What you have to do> Images do not belong in the copy. Retype all the entries below exactly.
• • • •
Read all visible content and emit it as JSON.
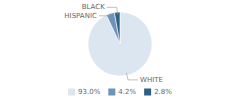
{
  "chart_data": {
    "type": "pie",
    "categories": [
      "WHITE",
      "HISPANIC",
      "BLACK"
    ],
    "values": [
      93.0,
      4.2,
      2.8
    ],
    "value_labels": [
      "93.0%",
      "4.2%",
      "2.8%"
    ],
    "colors": [
      "#dce6f0",
      "#6d93b8",
      "#2e5f85"
    ],
    "legend": "bottom"
  }
}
• • • •
Full response>
Read all visible content and emit it as JSON.
{
  "chart_data": {
    "type": "pie",
    "categories": [
      "WHITE",
      "HISPANIC",
      "BLACK"
    ],
    "values": [
      93.0,
      4.2,
      2.8
    ],
    "value_labels": [
      "93.0%",
      "4.2%",
      "2.8%"
    ],
    "colors": [
      "#dce6f0",
      "#6d93b8",
      "#2e5f85"
    ],
    "legend": "bottom"
  }
}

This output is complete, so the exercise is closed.